What is being asked:
Without the pictures, copy the entries below word for word.

Listed records:
***
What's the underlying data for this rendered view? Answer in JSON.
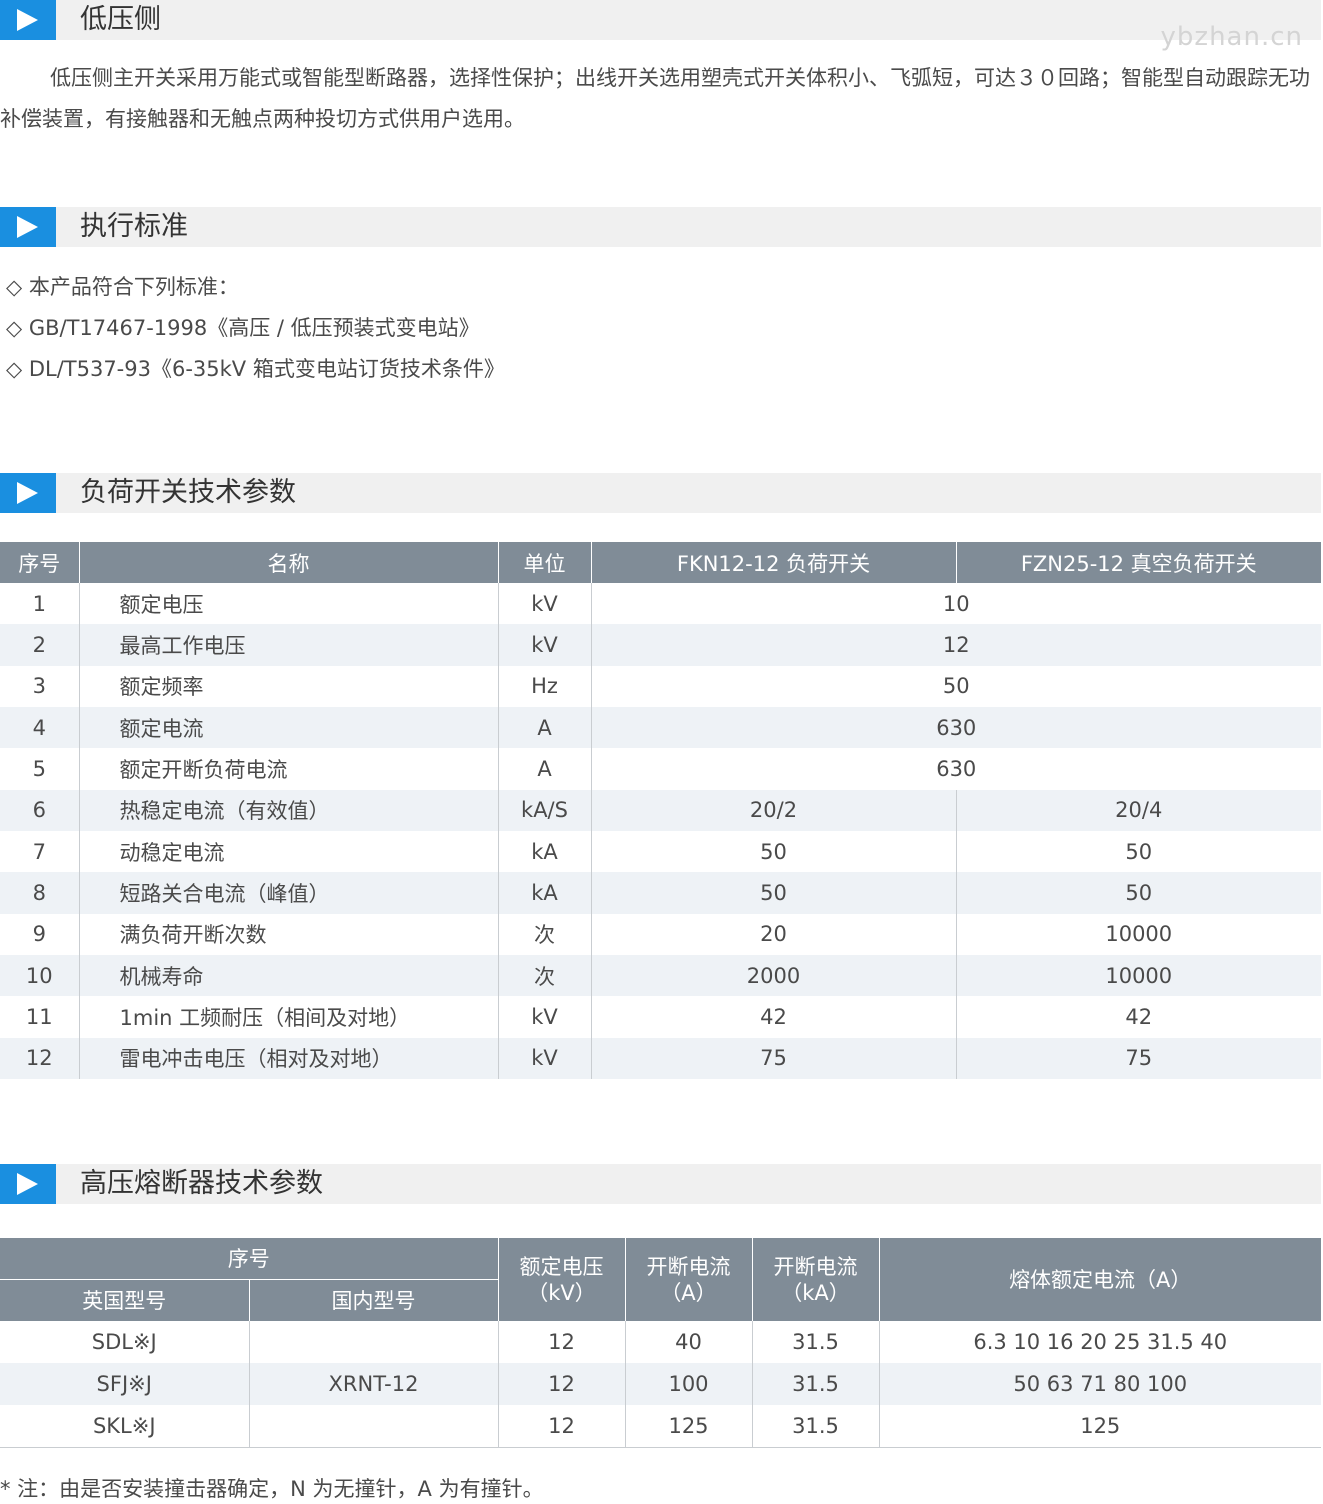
{
  "sections": {
    "low_voltage": {
      "title": "低压侧",
      "text": "低压侧主开关采用万能式或智能型断路器，选择性保护；出线开关选用塑壳式开关体积小、飞弧短，可达３０回路；智能型自动跟踪无功补偿装置，有接触器和无触点两种投切方式供用户选用。"
    },
    "standards": {
      "title": "执行标准",
      "items": [
        "◇ 本产品符合下列标准：",
        "◇ GB/T17467-1998《高压 / 低压预装式变电站》",
        "◇ DL/T537-93《6-35kV 箱式变电站订货技术条件》"
      ]
    },
    "load_switch": {
      "title": "负荷开关技术参数",
      "headers": [
        "序号",
        "名称",
        "单位",
        "FKN12-12 负荷开关",
        "FZN25-12 真空负荷开关"
      ],
      "rows": [
        {
          "no": "1",
          "name": "额定电压",
          "unit": "kV",
          "merged": "10"
        },
        {
          "no": "2",
          "name": "最高工作电压",
          "unit": "kV",
          "merged": "12"
        },
        {
          "no": "3",
          "name": "额定频率",
          "unit": "Hz",
          "merged": "50"
        },
        {
          "no": "4",
          "name": "额定电流",
          "unit": "A",
          "merged": "630"
        },
        {
          "no": "5",
          "name": "额定开断负荷电流",
          "unit": "A",
          "merged": "630"
        },
        {
          "no": "6",
          "name": "热稳定电流（有效值）",
          "unit": "kA/S",
          "fkn": "20/2",
          "fzn": "20/4"
        },
        {
          "no": "7",
          "name": "动稳定电流",
          "unit": "kA",
          "fkn": "50",
          "fzn": "50"
        },
        {
          "no": "8",
          "name": "短路关合电流（峰值）",
          "unit": "kA",
          "fkn": "50",
          "fzn": "50"
        },
        {
          "no": "9",
          "name": "满负荷开断次数",
          "unit": "次",
          "fkn": "20",
          "fzn": "10000"
        },
        {
          "no": "10",
          "name": "机械寿命",
          "unit": "次",
          "fkn": "2000",
          "fzn": "10000"
        },
        {
          "no": "11",
          "name": "1min 工频耐压（相间及对地）",
          "unit": "kV",
          "fkn": "42",
          "fzn": "42"
        },
        {
          "no": "12",
          "name": "雷电冲击电压（相对及对地）",
          "unit": "kV",
          "fkn": "75",
          "fzn": "75"
        }
      ]
    },
    "fuse": {
      "title": "高压熔断器技术参数",
      "headers": {
        "serial": "序号",
        "uk_model": "英国型号",
        "cn_model": "国内型号",
        "voltage_l1": "额定电压",
        "voltage_l2": "（kV）",
        "break_current_l1": "开断电流",
        "break_current_l2": "（A）",
        "break_ka_l1": "开断电流",
        "break_ka_l2": "（kA）",
        "melt_current": "熔体额定电流（A）"
      },
      "rows": [
        {
          "uk": "SDL※J",
          "voltage": "12",
          "amp": "40",
          "ka": "31.5",
          "melt": "6.3 10 16 20 25 31.5 40"
        },
        {
          "uk": "SFJ※J",
          "voltage": "12",
          "amp": "100",
          "ka": "31.5",
          "melt": "50 63 71 80 100"
        },
        {
          "uk": "SKL※J",
          "voltage": "12",
          "amp": "125",
          "ka": "31.5",
          "melt": "125"
        }
      ],
      "cn_model_value": "XRNT-12"
    }
  },
  "note": "* 注：由是否安装撞击器确定，N 为无撞针，A 为有撞针。",
  "watermark": "ybzhan.cn",
  "colors": {
    "accent": "#1a8fe0",
    "header_bg": "#808c97",
    "section_bg": "#f0f0f0",
    "stripe": "#eef2f6"
  }
}
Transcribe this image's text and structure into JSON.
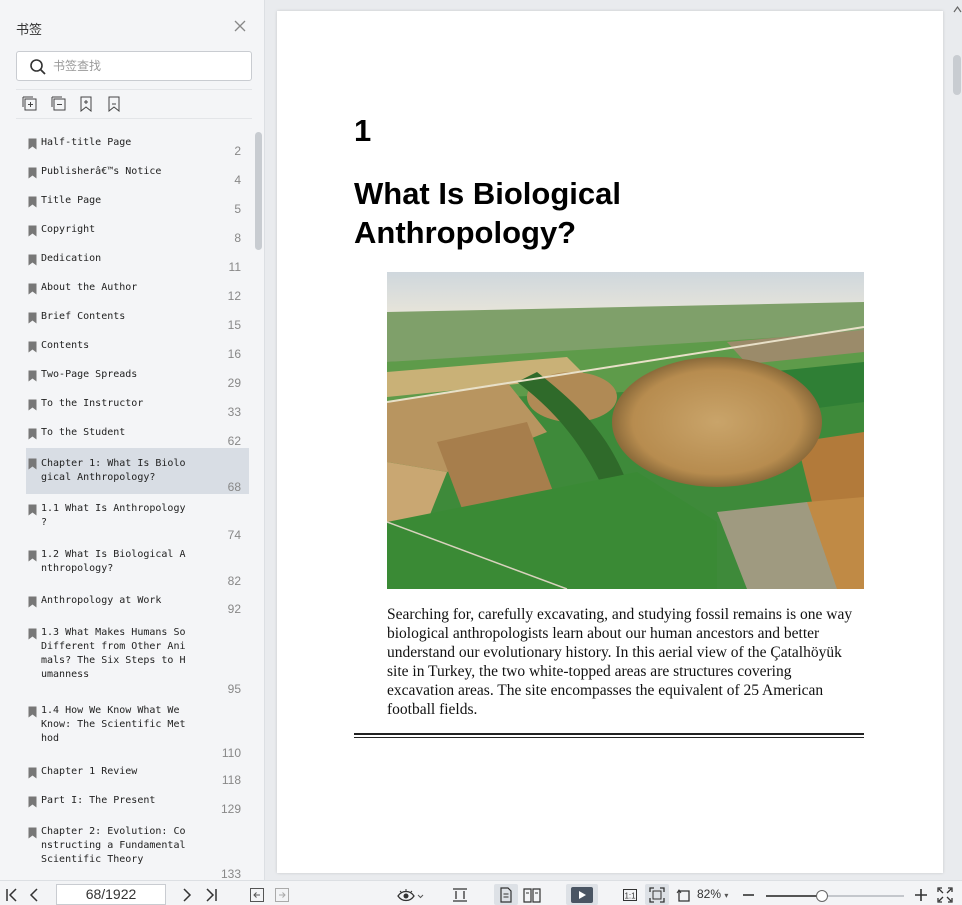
{
  "sidebar": {
    "title": "书签",
    "search_placeholder": "书签查找",
    "bookmarks": [
      {
        "label": "Half-title Page",
        "page": "2"
      },
      {
        "label": "Publisherâ€™s Notice",
        "page": "4"
      },
      {
        "label": "Title Page",
        "page": "5"
      },
      {
        "label": "Copyright",
        "page": "8"
      },
      {
        "label": "Dedication",
        "page": "11"
      },
      {
        "label": "About the Author",
        "page": "12"
      },
      {
        "label": "Brief Contents",
        "page": "15"
      },
      {
        "label": "Contents",
        "page": "16"
      },
      {
        "label": "Two-Page Spreads",
        "page": "29"
      },
      {
        "label": "To the Instructor",
        "page": "33"
      },
      {
        "label": "To the Student",
        "page": "62"
      },
      {
        "label": "Chapter 1: What Is Biolo\ngical Anthropology?",
        "page": "68"
      },
      {
        "label": "1.1 What Is Anthropology\n?",
        "page": "74"
      },
      {
        "label": "1.2 What Is Biological A\nnthropology?",
        "page": "82"
      },
      {
        "label": "Anthropology at Work",
        "page": "92"
      },
      {
        "label": "1.3 What Makes Humans So\nDifferent from Other Ani\nmals? The Six Steps to H\numanness",
        "page": "95"
      },
      {
        "label": "1.4 How We Know What We\nKnow: The Scientific Met\nhod",
        "page": "110"
      },
      {
        "label": "Chapter 1 Review",
        "page": "118"
      },
      {
        "label": "Part I: The Present",
        "page": "129"
      },
      {
        "label": "Chapter 2: Evolution: Co\nnstructing a Fundamental\nScientific Theory",
        "page": "133"
      }
    ]
  },
  "document": {
    "chapter_number": "1",
    "chapter_title": "What Is Biological Anthropology?",
    "caption": "Searching for, carefully excavating, and studying fossil remains is one way biological anthropologists learn about our human ancestors and better understand our evolutionary history. In this aerial view of the Çatalhöyük site in Turkey, the two white-topped areas are structures covering excavation areas. The site encompasses the equivalent of 25 American football fields."
  },
  "toolbar": {
    "page_indicator": "68/1922",
    "zoom": "82%"
  },
  "icons": [
    "close-icon",
    "search-icon",
    "expand-all-icon",
    "collapse-all-icon",
    "add-bookmark-icon",
    "bookmark-outline-icon",
    "bookmark-icon",
    "first-page-icon",
    "prev-page-icon",
    "next-page-icon",
    "last-page-icon",
    "back-icon",
    "forward-icon",
    "eye-icon",
    "fit-height-icon",
    "single-page-icon",
    "two-page-icon",
    "play-icon",
    "actual-size-icon",
    "fit-page-icon",
    "rotate-icon",
    "zoom-out-icon",
    "zoom-in-icon",
    "fullscreen-icon"
  ],
  "colors": {
    "active_bookmark": "#d8dde4",
    "sidebar_bg": "#f4f5f7"
  }
}
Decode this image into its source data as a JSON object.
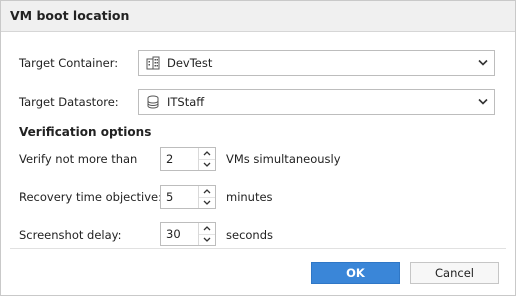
{
  "dialog": {
    "title": "VM boot location"
  },
  "container": {
    "label": "Target Container:",
    "value": "DevTest",
    "icon": "building-icon"
  },
  "datastore": {
    "label": "Target Datastore:",
    "value": "ITStaff",
    "icon": "database-icon"
  },
  "verification": {
    "heading": "Verification options",
    "vms": {
      "label": "Verify not more than",
      "value": "2",
      "suffix": "VMs simultaneously"
    },
    "rto": {
      "label": "Recovery time objective:",
      "value": "5",
      "suffix": "minutes"
    },
    "screenshot": {
      "label": "Screenshot delay:",
      "value": "30",
      "suffix": "seconds"
    }
  },
  "buttons": {
    "ok": "OK",
    "cancel": "Cancel"
  },
  "colors": {
    "accent": "#3a86d8",
    "title_bar": "#f0f0f0"
  }
}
***
Result of the task:
What's the underlying data for this rendered view? Answer in JSON.
{
  "sections": {
    "low_voltage": {
      "title": "低压侧",
      "text": "低压侧主开关采用万能式或智能型断路器，选择性保护；出线开关选用塑壳式开关体积小、飞弧短，可达３０回路；智能型自动跟踪无功补偿装置，有接触器和无触点两种投切方式供用户选用。"
    },
    "standards": {
      "title": "执行标准",
      "items": [
        "◇ 本产品符合下列标准：",
        "◇ GB/T17467-1998《高压 / 低压预装式变电站》",
        "◇ DL/T537-93《6-35kV 箱式变电站订货技术条件》"
      ]
    },
    "load_switch": {
      "title": "负荷开关技术参数",
      "headers": [
        "序号",
        "名称",
        "单位",
        "FKN12-12 负荷开关",
        "FZN25-12 真空负荷开关"
      ],
      "rows": [
        {
          "no": "1",
          "name": "额定电压",
          "unit": "kV",
          "merged": "10"
        },
        {
          "no": "2",
          "name": "最高工作电压",
          "unit": "kV",
          "merged": "12"
        },
        {
          "no": "3",
          "name": "额定频率",
          "unit": "Hz",
          "merged": "50"
        },
        {
          "no": "4",
          "name": "额定电流",
          "unit": "A",
          "merged": "630"
        },
        {
          "no": "5",
          "name": "额定开断负荷电流",
          "unit": "A",
          "merged": "630"
        },
        {
          "no": "6",
          "name": "热稳定电流（有效值）",
          "unit": "kA/S",
          "fkn": "20/2",
          "fzn": "20/4"
        },
        {
          "no": "7",
          "name": "动稳定电流",
          "unit": "kA",
          "fkn": "50",
          "fzn": "50"
        },
        {
          "no": "8",
          "name": "短路关合电流（峰值）",
          "unit": "kA",
          "fkn": "50",
          "fzn": "50"
        },
        {
          "no": "9",
          "name": "满负荷开断次数",
          "unit": "次",
          "fkn": "20",
          "fzn": "10000"
        },
        {
          "no": "10",
          "name": "机械寿命",
          "unit": "次",
          "fkn": "2000",
          "fzn": "10000"
        },
        {
          "no": "11",
          "name": "1min 工频耐压（相间及对地）",
          "unit": "kV",
          "fkn": "42",
          "fzn": "42"
        },
        {
          "no": "12",
          "name": "雷电冲击电压（相对及对地）",
          "unit": "kV",
          "fkn": "75",
          "fzn": "75"
        }
      ]
    },
    "fuse": {
      "title": "高压熔断器技术参数",
      "headers": {
        "serial": "序号",
        "uk_model": "英国型号",
        "cn_model": "国内型号",
        "voltage_l1": "额定电压",
        "voltage_l2": "（kV）",
        "break_current_l1": "开断电流",
        "break_current_l2": "（A）",
        "break_ka_l1": "开断电流",
        "break_ka_l2": "（kA）",
        "melt_current": "熔体额定电流（A）"
      },
      "rows": [
        {
          "uk": "SDL※J",
          "voltage": "12",
          "amp": "40",
          "ka": "31.5",
          "melt": "6.3 10 16 20 25 31.5 40"
        },
        {
          "uk": "SFJ※J",
          "voltage": "12",
          "amp": "100",
          "ka": "31.5",
          "melt": "50 63 71 80 100"
        },
        {
          "uk": "SKL※J",
          "voltage": "12",
          "amp": "125",
          "ka": "31.5",
          "melt": "125"
        }
      ],
      "cn_model_value": "XRNT-12"
    }
  },
  "note": "* 注：由是否安装撞击器确定，N 为无撞针，A 为有撞针。",
  "watermark": "ybzhan.cn",
  "colors": {
    "accent": "#1a8fe0",
    "header_bg": "#808c97",
    "section_bg": "#f0f0f0",
    "stripe": "#eef2f6"
  }
}
Transcribe this image's text and structure into JSON.
{
  "sidebar": {
    "title": "书签",
    "search_placeholder": "书签查找",
    "bookmarks": [
      {
        "label": "Half-title Page",
        "page": "2"
      },
      {
        "label": "Publisherâ€™s Notice",
        "page": "4"
      },
      {
        "label": "Title Page",
        "page": "5"
      },
      {
        "label": "Copyright",
        "page": "8"
      },
      {
        "label": "Dedication",
        "page": "11"
      },
      {
        "label": "About the Author",
        "page": "12"
      },
      {
        "label": "Brief Contents",
        "page": "15"
      },
      {
        "label": "Contents",
        "page": "16"
      },
      {
        "label": "Two-Page Spreads",
        "page": "29"
      },
      {
        "label": "To the Instructor",
        "page": "33"
      },
      {
        "label": "To the Student",
        "page": "62"
      },
      {
        "label": "Chapter 1: What Is Biolo\ngical Anthropology?",
        "page": "68"
      },
      {
        "label": "1.1 What Is Anthropology\n?",
        "page": "74"
      },
      {
        "label": "1.2 What Is Biological A\nnthropology?",
        "page": "82"
      },
      {
        "label": "Anthropology at Work",
        "page": "92"
      },
      {
        "label": "1.3 What Makes Humans So\nDifferent from Other Ani\nmals? The Six Steps to H\numanness",
        "page": "95"
      },
      {
        "label": "1.4 How We Know What We\nKnow: The Scientific Met\nhod",
        "page": "110"
      },
      {
        "label": "Chapter 1 Review",
        "page": "118"
      },
      {
        "label": "Part I: The Present",
        "page": "129"
      },
      {
        "label": "Chapter 2: Evolution: Co\nnstructing a Fundamental\nScientific Theory",
        "page": "133"
      }
    ]
  },
  "document": {
    "chapter_number": "1",
    "chapter_title": "What Is Biological Anthropology?",
    "caption": "Searching for, carefully excavating, and studying fossil remains is one way biological anthropologists learn about our human ancestors and better understand our evolutionary history. In this aerial view of the Çatalhöyük site in Turkey, the two white-topped areas are structures covering excavation areas. The site encompasses the equivalent of 25 American football fields."
  },
  "toolbar": {
    "page_indicator": "68/1922",
    "zoom": "82%"
  },
  "icons": [
    "close-icon",
    "search-icon",
    "expand-all-icon",
    "collapse-all-icon",
    "add-bookmark-icon",
    "bookmark-outline-icon",
    "bookmark-icon",
    "first-page-icon",
    "prev-page-icon",
    "next-page-icon",
    "last-page-icon",
    "back-icon",
    "forward-icon",
    "eye-icon",
    "fit-height-icon",
    "single-page-icon",
    "two-page-icon",
    "play-icon",
    "actual-size-icon",
    "fit-page-icon",
    "rotate-icon",
    "zoom-out-icon",
    "zoom-in-icon",
    "fullscreen-icon"
  ],
  "colors": {
    "active_bookmark": "#d8dde4",
    "sidebar_bg": "#f4f5f7"
  }
}
Decode this image into its source data as a JSON object.
{
  "dialog": {
    "title": "VM boot location"
  },
  "container": {
    "label": "Target Container:",
    "value": "DevTest",
    "icon": "building-icon"
  },
  "datastore": {
    "label": "Target Datastore:",
    "value": "ITStaff",
    "icon": "database-icon"
  },
  "verification": {
    "heading": "Verification options",
    "vms": {
      "label": "Verify not more than",
      "value": "2",
      "suffix": "VMs simultaneously"
    },
    "rto": {
      "label": "Recovery time objective:",
      "value": "5",
      "suffix": "minutes"
    },
    "screenshot": {
      "label": "Screenshot delay:",
      "value": "30",
      "suffix": "seconds"
    }
  },
  "buttons": {
    "ok": "OK",
    "cancel": "Cancel"
  },
  "colors": {
    "accent": "#3a86d8",
    "title_bar": "#f0f0f0"
  }
}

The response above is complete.